(Stored data)
:::::

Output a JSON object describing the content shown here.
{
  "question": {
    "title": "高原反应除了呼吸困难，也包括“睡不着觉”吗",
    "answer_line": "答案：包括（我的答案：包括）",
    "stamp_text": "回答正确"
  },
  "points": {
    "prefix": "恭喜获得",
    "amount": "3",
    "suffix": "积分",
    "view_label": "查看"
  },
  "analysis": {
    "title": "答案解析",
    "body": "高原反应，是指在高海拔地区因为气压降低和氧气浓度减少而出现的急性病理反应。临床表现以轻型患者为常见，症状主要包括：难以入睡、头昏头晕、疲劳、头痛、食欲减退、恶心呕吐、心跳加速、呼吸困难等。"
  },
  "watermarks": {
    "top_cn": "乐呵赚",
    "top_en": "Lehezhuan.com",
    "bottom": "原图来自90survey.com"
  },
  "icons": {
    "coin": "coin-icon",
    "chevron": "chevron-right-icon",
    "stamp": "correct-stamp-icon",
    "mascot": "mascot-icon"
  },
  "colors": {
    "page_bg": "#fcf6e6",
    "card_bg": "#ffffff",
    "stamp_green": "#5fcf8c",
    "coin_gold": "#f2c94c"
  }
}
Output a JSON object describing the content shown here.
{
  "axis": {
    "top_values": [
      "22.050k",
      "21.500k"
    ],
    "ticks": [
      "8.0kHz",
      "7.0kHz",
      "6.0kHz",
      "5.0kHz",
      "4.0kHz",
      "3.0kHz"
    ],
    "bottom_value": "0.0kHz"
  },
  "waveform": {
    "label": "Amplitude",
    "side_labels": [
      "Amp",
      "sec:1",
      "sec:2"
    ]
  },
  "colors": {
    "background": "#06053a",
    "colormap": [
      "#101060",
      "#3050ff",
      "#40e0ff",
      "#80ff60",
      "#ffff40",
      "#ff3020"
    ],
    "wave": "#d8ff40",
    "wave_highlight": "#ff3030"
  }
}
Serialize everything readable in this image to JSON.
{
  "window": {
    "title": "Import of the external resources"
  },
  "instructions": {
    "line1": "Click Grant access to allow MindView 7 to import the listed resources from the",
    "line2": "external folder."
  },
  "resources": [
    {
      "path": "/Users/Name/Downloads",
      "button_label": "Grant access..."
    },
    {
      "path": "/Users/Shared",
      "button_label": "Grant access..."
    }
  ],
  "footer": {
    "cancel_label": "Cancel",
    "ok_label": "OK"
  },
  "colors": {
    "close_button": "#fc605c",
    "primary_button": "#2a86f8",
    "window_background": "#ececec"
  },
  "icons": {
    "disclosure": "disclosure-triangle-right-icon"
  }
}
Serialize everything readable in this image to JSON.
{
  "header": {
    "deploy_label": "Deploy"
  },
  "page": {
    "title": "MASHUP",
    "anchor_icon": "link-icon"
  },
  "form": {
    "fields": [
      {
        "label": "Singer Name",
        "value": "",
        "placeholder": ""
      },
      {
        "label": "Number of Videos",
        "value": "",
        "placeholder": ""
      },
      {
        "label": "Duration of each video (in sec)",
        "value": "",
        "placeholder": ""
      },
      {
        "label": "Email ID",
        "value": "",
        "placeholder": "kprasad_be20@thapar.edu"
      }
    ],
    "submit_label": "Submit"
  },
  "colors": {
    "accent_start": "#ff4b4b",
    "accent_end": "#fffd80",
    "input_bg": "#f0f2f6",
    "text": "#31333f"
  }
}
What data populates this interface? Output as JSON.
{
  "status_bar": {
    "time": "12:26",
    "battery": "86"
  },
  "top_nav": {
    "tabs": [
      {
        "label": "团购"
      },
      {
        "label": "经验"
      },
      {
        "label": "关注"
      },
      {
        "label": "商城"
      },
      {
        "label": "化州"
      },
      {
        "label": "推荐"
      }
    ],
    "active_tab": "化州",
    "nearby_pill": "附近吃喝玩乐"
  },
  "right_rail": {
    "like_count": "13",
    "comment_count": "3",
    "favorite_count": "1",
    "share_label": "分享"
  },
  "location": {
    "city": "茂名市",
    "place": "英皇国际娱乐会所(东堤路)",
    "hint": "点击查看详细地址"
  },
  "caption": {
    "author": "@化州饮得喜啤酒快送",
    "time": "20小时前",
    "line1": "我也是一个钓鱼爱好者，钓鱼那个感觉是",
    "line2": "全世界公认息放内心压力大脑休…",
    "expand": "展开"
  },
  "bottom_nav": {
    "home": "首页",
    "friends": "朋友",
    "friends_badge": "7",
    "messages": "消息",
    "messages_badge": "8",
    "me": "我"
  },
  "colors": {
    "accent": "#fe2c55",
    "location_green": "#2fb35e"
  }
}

:::::

Quote all of the entries verbatim.

- _RESPONSE TO THIS TASK_
Output a JSON object describing the content shown here.
{
  "question": {
    "title": "高原反应除了呼吸困难，也包括“睡不着觉”吗",
    "answer_line": "答案：包括（我的答案：包括）",
    "stamp_text": "回答正确"
  },
  "points": {
    "prefix": "恭喜获得",
    "amount": "3",
    "suffix": "积分",
    "view_label": "查看"
  },
  "analysis": {
    "title": "答案解析",
    "body": "高原反应，是指在高海拔地区因为气压降低和氧气浓度减少而出现的急性病理反应。临床表现以轻型患者为常见，症状主要包括：难以入睡、头昏头晕、疲劳、头痛、食欲减退、恶心呕吐、心跳加速、呼吸困难等。"
  },
  "watermarks": {
    "top_cn": "乐呵赚",
    "top_en": "Lehezhuan.com",
    "bottom": "原图来自90survey.com"
  },
  "icons": {
    "coin": "coin-icon",
    "chevron": "chevron-right-icon",
    "stamp": "correct-stamp-icon",
    "mascot": "mascot-icon"
  },
  "colors": {
    "page_bg": "#fcf6e6",
    "card_bg": "#ffffff",
    "stamp_green": "#5fcf8c",
    "coin_gold": "#f2c94c"
  }
}
Output a JSON object describing the content shown here.
{
  "axis": {
    "top_values": [
      "22.050k",
      "21.500k"
    ],
    "ticks": [
      "8.0kHz",
      "7.0kHz",
      "6.0kHz",
      "5.0kHz",
      "4.0kHz",
      "3.0kHz"
    ],
    "bottom_value": "0.0kHz"
  },
  "waveform": {
    "label": "Amplitude",
    "side_labels": [
      "Amp",
      "sec:1",
      "sec:2"
    ]
  },
  "colors": {
    "background": "#06053a",
    "colormap": [
      "#101060",
      "#3050ff",
      "#40e0ff",
      "#80ff60",
      "#ffff40",
      "#ff3020"
    ],
    "wave": "#d8ff40",
    "wave_highlight": "#ff3030"
  }
}
Serialize everything readable in this image to JSON.
{
  "window": {
    "title": "Import of the external resources"
  },
  "instructions": {
    "line1": "Click Grant access to allow MindView 7 to import the listed resources from the",
    "line2": "external folder."
  },
  "resources": [
    {
      "path": "/Users/Name/Downloads",
      "button_label": "Grant access..."
    },
    {
      "path": "/Users/Shared",
      "button_label": "Grant access..."
    }
  ],
  "footer": {
    "cancel_label": "Cancel",
    "ok_label": "OK"
  },
  "colors": {
    "close_button": "#fc605c",
    "primary_button": "#2a86f8",
    "window_background": "#ececec"
  },
  "icons": {
    "disclosure": "disclosure-triangle-right-icon"
  }
}
Serialize everything readable in this image to JSON.
{
  "header": {
    "deploy_label": "Deploy"
  },
  "page": {
    "title": "MASHUP",
    "anchor_icon": "link-icon"
  },
  "form": {
    "fields": [
      {
        "label": "Singer Name",
        "value": "",
        "placeholder": ""
      },
      {
        "label": "Number of Videos",
        "value": "",
        "placeholder": ""
      },
      {
        "label": "Duration of each video (in sec)",
        "value": "",
        "placeholder": ""
      },
      {
        "label": "Email ID",
        "value": "",
        "placeholder": "kprasad_be20@thapar.edu"
      }
    ],
    "submit_label": "Submit"
  },
  "colors": {
    "accent_start": "#ff4b4b",
    "accent_end": "#fffd80",
    "input_bg": "#f0f2f6",
    "text": "#31333f"
  }
}
What data populates this interface? Output as JSON.
{
  "status_bar": {
    "time": "12:26",
    "battery": "86"
  },
  "top_nav": {
    "tabs": [
      {
        "label": "团购"
      },
      {
        "label": "经验"
      },
      {
        "label": "关注"
      },
      {
        "label": "商城"
      },
      {
        "label": "化州"
      },
      {
        "label": "推荐"
      }
    ],
    "active_tab": "化州",
    "nearby_pill": "附近吃喝玩乐"
  },
  "right_rail": {
    "like_count": "13",
    "comment_count": "3",
    "favorite_count": "1",
    "share_label": "分享"
  },
  "location": {
    "city": "茂名市",
    "place": "英皇国际娱乐会所(东堤路)",
    "hint": "点击查看详细地址"
  },
  "caption": {
    "author": "@化州饮得喜啤酒快送",
    "time": "20小时前",
    "line1": "我也是一个钓鱼爱好者，钓鱼那个感觉是",
    "line2": "全世界公认息放内心压力大脑休…",
    "expand": "展开"
  },
  "bottom_nav": {
    "home": "首页",
    "friends": "朋友",
    "friends_badge": "7",
    "messages": "消息",
    "messages_badge": "8",
    "me": "我"
  },
  "colors": {
    "accent": "#fe2c55",
    "location_green": "#2fb35e"
  }
}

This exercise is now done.